**** SUPPLIED MATERIAL ****

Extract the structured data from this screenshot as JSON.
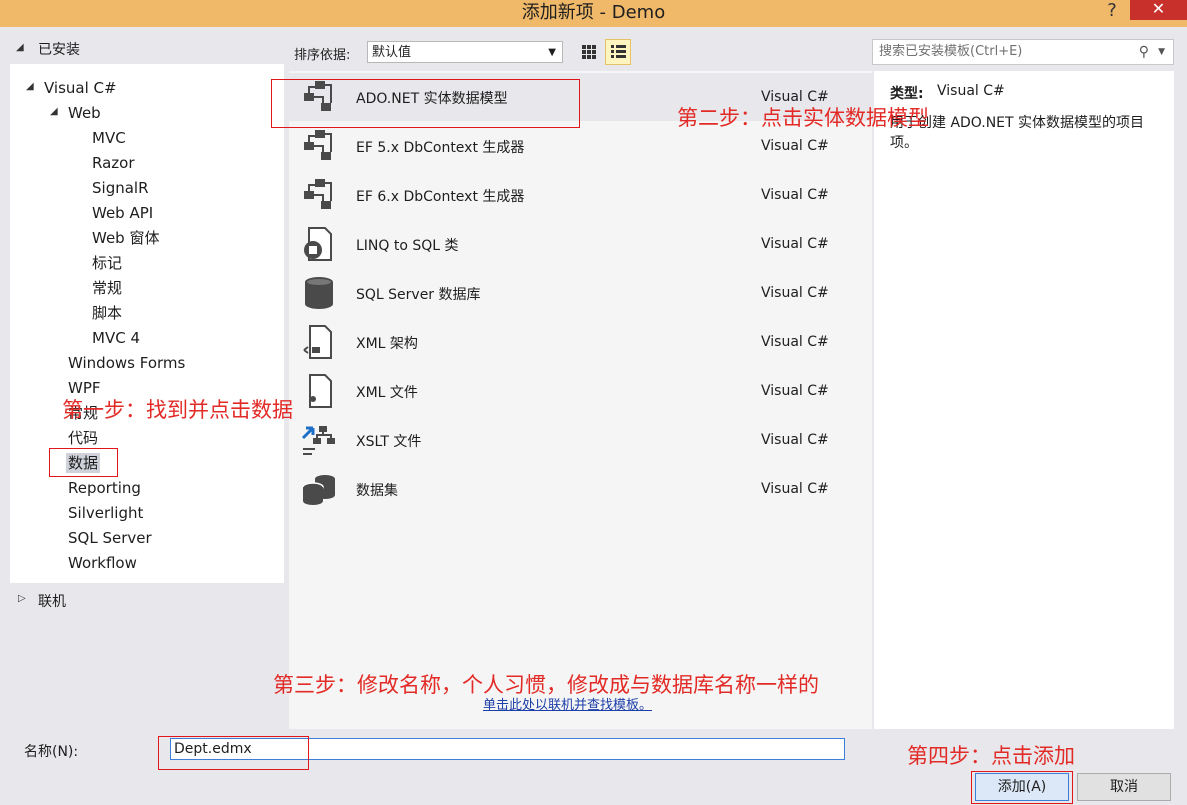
{
  "window": {
    "title": "添加新项 - Demo",
    "help_label": "?",
    "close_label": "✕"
  },
  "sidebar": {
    "installed_label": "已安装",
    "tree": {
      "visual_csharp": "Visual C#",
      "web": "Web",
      "web_children": [
        "MVC",
        "Razor",
        "SignalR",
        "Web API",
        "Web 窗体",
        "标记",
        "常规",
        "脚本",
        "MVC 4"
      ],
      "windows_forms": "Windows Forms",
      "wpf": "WPF",
      "general": "常规",
      "code": "代码",
      "data": "数据",
      "reporting": "Reporting",
      "silverlight": "Silverlight",
      "sql_server": "SQL Server",
      "workflow": "Workflow"
    },
    "online_label": "联机"
  },
  "toolbar": {
    "sort_label": "排序依据:",
    "sort_value": "默认值",
    "search_placeholder": "搜索已安装模板(Ctrl+E)"
  },
  "templates": [
    {
      "name": "ADO.NET 实体数据模型",
      "lang": "Visual C#",
      "icon": "entity-model-icon"
    },
    {
      "name": "EF 5.x DbContext 生成器",
      "lang": "Visual C#",
      "icon": "entity-model-icon"
    },
    {
      "name": "EF 6.x DbContext 生成器",
      "lang": "Visual C#",
      "icon": "entity-model-icon"
    },
    {
      "name": "LINQ to SQL 类",
      "lang": "Visual C#",
      "icon": "linq-icon"
    },
    {
      "name": "SQL Server 数据库",
      "lang": "Visual C#",
      "icon": "database-icon"
    },
    {
      "name": "XML 架构",
      "lang": "Visual C#",
      "icon": "xml-schema-icon"
    },
    {
      "name": "XML 文件",
      "lang": "Visual C#",
      "icon": "xml-file-icon"
    },
    {
      "name": "XSLT 文件",
      "lang": "Visual C#",
      "icon": "xslt-icon"
    },
    {
      "name": "数据集",
      "lang": "Visual C#",
      "icon": "dataset-icon"
    }
  ],
  "online_link": "单击此处以联机并查找模板。",
  "details": {
    "type_label": "类型:",
    "type_value": "Visual C#",
    "description": "用于创建 ADO.NET 实体数据模型的项目项。"
  },
  "footer": {
    "name_label": "名称(N):",
    "name_value": "Dept.edmx",
    "add_label": "添加(A)",
    "cancel_label": "取消"
  },
  "annotations": {
    "step1": "第一步：找到并点击数据",
    "step2": "第二步：点击实体数据模型",
    "step3": "第三步：修改名称，个人习惯，修改成与数据库名称一样的",
    "step4": "第四步：点击添加"
  },
  "colors": {
    "titlebar": "#f0b96a",
    "close_button": "#c7302b",
    "annotation_red": "#e22b26",
    "link_blue": "#1c3ea8"
  }
}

****

• [AIM OF THE TASK]
Quote the records in their entirety, keeping the wording exact and excluding pictures.

• [PROBLEM SOLUTION]
Extract the structured data from this screenshot as JSON.
{
  "window": {
    "title": "添加新项 - Demo",
    "help_label": "?",
    "close_label": "✕"
  },
  "sidebar": {
    "installed_label": "已安装",
    "tree": {
      "visual_csharp": "Visual C#",
      "web": "Web",
      "web_children": [
        "MVC",
        "Razor",
        "SignalR",
        "Web API",
        "Web 窗体",
        "标记",
        "常规",
        "脚本",
        "MVC 4"
      ],
      "windows_forms": "Windows Forms",
      "wpf": "WPF",
      "general": "常规",
      "code": "代码",
      "data": "数据",
      "reporting": "Reporting",
      "silverlight": "Silverlight",
      "sql_server": "SQL Server",
      "workflow": "Workflow"
    },
    "online_label": "联机"
  },
  "toolbar": {
    "sort_label": "排序依据:",
    "sort_value": "默认值",
    "search_placeholder": "搜索已安装模板(Ctrl+E)"
  },
  "templates": [
    {
      "name": "ADO.NET 实体数据模型",
      "lang": "Visual C#",
      "icon": "entity-model-icon"
    },
    {
      "name": "EF 5.x DbContext 生成器",
      "lang": "Visual C#",
      "icon": "entity-model-icon"
    },
    {
      "name": "EF 6.x DbContext 生成器",
      "lang": "Visual C#",
      "icon": "entity-model-icon"
    },
    {
      "name": "LINQ to SQL 类",
      "lang": "Visual C#",
      "icon": "linq-icon"
    },
    {
      "name": "SQL Server 数据库",
      "lang": "Visual C#",
      "icon": "database-icon"
    },
    {
      "name": "XML 架构",
      "lang": "Visual C#",
      "icon": "xml-schema-icon"
    },
    {
      "name": "XML 文件",
      "lang": "Visual C#",
      "icon": "xml-file-icon"
    },
    {
      "name": "XSLT 文件",
      "lang": "Visual C#",
      "icon": "xslt-icon"
    },
    {
      "name": "数据集",
      "lang": "Visual C#",
      "icon": "dataset-icon"
    }
  ],
  "online_link": "单击此处以联机并查找模板。",
  "details": {
    "type_label": "类型:",
    "type_value": "Visual C#",
    "description": "用于创建 ADO.NET 实体数据模型的项目项。"
  },
  "footer": {
    "name_label": "名称(N):",
    "name_value": "Dept.edmx",
    "add_label": "添加(A)",
    "cancel_label": "取消"
  },
  "annotations": {
    "step1": "第一步：找到并点击数据",
    "step2": "第二步：点击实体数据模型",
    "step3": "第三步：修改名称，个人习惯，修改成与数据库名称一样的",
    "step4": "第四步：点击添加"
  },
  "colors": {
    "titlebar": "#f0b96a",
    "close_button": "#c7302b",
    "annotation_red": "#e22b26",
    "link_blue": "#1c3ea8"
  }
}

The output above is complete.